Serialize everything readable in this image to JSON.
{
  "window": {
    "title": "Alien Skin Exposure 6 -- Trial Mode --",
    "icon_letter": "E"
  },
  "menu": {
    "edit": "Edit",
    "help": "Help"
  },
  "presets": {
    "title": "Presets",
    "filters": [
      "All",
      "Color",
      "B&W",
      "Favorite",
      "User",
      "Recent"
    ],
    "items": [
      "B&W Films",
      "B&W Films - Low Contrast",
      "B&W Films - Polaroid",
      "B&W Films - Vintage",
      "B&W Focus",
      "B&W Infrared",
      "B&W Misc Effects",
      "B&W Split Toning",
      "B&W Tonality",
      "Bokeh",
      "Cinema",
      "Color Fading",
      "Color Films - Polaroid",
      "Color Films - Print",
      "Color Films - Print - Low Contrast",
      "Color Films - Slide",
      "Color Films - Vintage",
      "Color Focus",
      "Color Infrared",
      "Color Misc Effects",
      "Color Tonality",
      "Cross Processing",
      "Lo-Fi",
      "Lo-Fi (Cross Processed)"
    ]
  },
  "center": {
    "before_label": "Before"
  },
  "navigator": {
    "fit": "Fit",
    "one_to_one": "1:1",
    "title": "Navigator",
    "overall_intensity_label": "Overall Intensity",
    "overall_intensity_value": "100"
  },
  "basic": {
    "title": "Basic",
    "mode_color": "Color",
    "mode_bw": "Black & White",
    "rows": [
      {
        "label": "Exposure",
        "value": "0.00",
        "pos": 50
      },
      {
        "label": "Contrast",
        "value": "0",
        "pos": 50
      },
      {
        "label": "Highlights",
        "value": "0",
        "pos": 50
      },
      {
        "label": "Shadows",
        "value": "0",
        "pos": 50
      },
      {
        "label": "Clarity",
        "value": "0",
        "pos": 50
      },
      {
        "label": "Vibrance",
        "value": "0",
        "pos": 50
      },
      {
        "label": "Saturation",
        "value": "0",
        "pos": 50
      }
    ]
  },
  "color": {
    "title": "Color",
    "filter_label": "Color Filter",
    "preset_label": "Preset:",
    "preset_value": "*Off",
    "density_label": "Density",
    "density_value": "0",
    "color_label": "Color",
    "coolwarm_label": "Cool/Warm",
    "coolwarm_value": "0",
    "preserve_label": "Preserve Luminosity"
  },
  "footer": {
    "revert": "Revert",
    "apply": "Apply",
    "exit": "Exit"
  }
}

---+---

**Given problem:** Find the word "Contrast" in the entries, and copy every line it shows up in.

**Exercise answer:**
      "B&W Films - Low Contrast",
      "Color Films - Print - Low Contrast",
        "label": "Contrast",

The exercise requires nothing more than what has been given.